Task details: Your task is to write out the complete listing exactly as it is shown.

---

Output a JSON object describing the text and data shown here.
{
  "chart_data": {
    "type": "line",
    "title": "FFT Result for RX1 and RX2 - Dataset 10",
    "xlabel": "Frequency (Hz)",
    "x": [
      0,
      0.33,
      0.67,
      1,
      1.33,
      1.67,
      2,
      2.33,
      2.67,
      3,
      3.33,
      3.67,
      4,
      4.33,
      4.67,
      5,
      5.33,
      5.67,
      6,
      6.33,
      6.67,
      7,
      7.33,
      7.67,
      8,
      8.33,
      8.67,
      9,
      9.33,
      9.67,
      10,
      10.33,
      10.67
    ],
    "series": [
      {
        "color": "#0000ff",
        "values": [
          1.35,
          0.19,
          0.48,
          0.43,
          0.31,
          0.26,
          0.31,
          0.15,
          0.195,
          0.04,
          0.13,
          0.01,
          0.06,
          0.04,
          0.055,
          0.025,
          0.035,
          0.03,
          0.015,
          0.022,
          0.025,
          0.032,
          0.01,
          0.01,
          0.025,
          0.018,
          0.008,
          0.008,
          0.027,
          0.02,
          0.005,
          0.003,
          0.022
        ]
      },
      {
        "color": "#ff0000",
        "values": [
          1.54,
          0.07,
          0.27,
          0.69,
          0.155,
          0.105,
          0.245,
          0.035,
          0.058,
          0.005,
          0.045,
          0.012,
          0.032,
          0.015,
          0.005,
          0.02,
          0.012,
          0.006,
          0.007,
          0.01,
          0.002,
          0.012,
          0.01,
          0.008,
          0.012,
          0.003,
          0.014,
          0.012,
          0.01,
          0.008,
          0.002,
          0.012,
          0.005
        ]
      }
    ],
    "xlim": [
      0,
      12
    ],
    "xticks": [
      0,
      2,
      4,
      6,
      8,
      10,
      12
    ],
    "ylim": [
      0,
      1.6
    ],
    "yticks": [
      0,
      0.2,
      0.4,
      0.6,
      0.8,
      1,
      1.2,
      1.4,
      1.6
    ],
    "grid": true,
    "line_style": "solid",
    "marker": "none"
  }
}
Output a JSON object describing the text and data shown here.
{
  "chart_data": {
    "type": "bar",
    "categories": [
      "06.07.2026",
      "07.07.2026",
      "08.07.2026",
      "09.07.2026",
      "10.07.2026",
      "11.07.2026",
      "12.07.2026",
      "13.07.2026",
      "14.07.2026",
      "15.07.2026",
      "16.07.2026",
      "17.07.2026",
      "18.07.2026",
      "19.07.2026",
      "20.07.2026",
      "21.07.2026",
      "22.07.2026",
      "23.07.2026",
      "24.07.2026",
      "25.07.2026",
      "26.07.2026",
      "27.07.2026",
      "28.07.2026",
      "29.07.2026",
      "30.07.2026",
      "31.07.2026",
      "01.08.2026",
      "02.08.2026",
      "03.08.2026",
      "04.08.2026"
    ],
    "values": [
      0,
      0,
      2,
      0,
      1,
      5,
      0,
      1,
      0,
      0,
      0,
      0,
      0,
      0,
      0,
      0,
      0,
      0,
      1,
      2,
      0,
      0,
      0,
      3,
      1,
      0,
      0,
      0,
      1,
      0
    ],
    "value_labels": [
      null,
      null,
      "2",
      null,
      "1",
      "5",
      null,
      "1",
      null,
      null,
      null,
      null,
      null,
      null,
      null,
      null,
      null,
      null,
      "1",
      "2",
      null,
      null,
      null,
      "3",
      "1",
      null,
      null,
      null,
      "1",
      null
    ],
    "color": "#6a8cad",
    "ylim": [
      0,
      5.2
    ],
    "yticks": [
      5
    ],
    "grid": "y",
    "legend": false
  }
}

---

Exercise solution:
Output a JSON object describing the text and data shown here.
{
  "chart_data": {
    "type": "line",
    "title": "FFT Result for RX1 and RX2 - Dataset 10",
    "xlabel": "Frequency (Hz)",
    "x": [
      0,
      0.33,
      0.67,
      1,
      1.33,
      1.67,
      2,
      2.33,
      2.67,
      3,
      3.33,
      3.67,
      4,
      4.33,
      4.67,
      5,
      5.33,
      5.67,
      6,
      6.33,
      6.67,
      7,
      7.33,
      7.67,
      8,
      8.33,
      8.67,
      9,
      9.33,
      9.67,
      10,
      10.33,
      10.67
    ],
    "series": [
      {
        "color": "#0000ff",
        "values": [
          1.35,
          0.19,
          0.48,
          0.43,
          0.31,
          0.26,
          0.31,
          0.15,
          0.195,
          0.04,
          0.13,
          0.01,
          0.06,
          0.04,
          0.055,
          0.025,
          0.035,
          0.03,
          0.015,
          0.022,
          0.025,
          0.032,
          0.01,
          0.01,
          0.025,
          0.018,
          0.008,
          0.008,
          0.027,
          0.02,
          0.005,
          0.003,
          0.022
        ]
      },
      {
        "color": "#ff0000",
        "values": [
          1.54,
          0.07,
          0.27,
          0.69,
          0.155,
          0.105,
          0.245,
          0.035,
          0.058,
          0.005,
          0.045,
          0.012,
          0.032,
          0.015,
          0.005,
          0.02,
          0.012,
          0.006,
          0.007,
          0.01,
          0.002,
          0.012,
          0.01,
          0.008,
          0.012,
          0.003,
          0.014,
          0.012,
          0.01,
          0.008,
          0.002,
          0.012,
          0.005
        ]
      }
    ],
    "xlim": [
      0,
      12
    ],
    "xticks": [
      0,
      2,
      4,
      6,
      8,
      10,
      12
    ],
    "ylim": [
      0,
      1.6
    ],
    "yticks": [
      0,
      0.2,
      0.4,
      0.6,
      0.8,
      1,
      1.2,
      1.4,
      1.6
    ],
    "grid": true,
    "line_style": "solid",
    "marker": "none"
  }
}
Output a JSON object describing the text and data shown here.
{
  "chart_data": {
    "type": "bar",
    "categories": [
      "06.07.2026",
      "07.07.2026",
      "08.07.2026",
      "09.07.2026",
      "10.07.2026",
      "11.07.2026",
      "12.07.2026",
      "13.07.2026",
      "14.07.2026",
      "15.07.2026",
      "16.07.2026",
      "17.07.2026",
      "18.07.2026",
      "19.07.2026",
      "20.07.2026",
      "21.07.2026",
      "22.07.2026",
      "23.07.2026",
      "24.07.2026",
      "25.07.2026",
      "26.07.2026",
      "27.07.2026",
      "28.07.2026",
      "29.07.2026",
      "30.07.2026",
      "31.07.2026",
      "01.08.2026",
      "02.08.2026",
      "03.08.2026",
      "04.08.2026"
    ],
    "values": [
      0,
      0,
      2,
      0,
      1,
      5,
      0,
      1,
      0,
      0,
      0,
      0,
      0,
      0,
      0,
      0,
      0,
      0,
      1,
      2,
      0,
      0,
      0,
      3,
      1,
      0,
      0,
      0,
      1,
      0
    ],
    "value_labels": [
      null,
      null,
      "2",
      null,
      "1",
      "5",
      null,
      "1",
      null,
      null,
      null,
      null,
      null,
      null,
      null,
      null,
      null,
      null,
      "1",
      "2",
      null,
      null,
      null,
      "3",
      "1",
      null,
      null,
      null,
      "1",
      null
    ],
    "color": "#6a8cad",
    "ylim": [
      0,
      5.2
    ],
    "yticks": [
      5
    ],
    "grid": "y",
    "legend": false
  }
}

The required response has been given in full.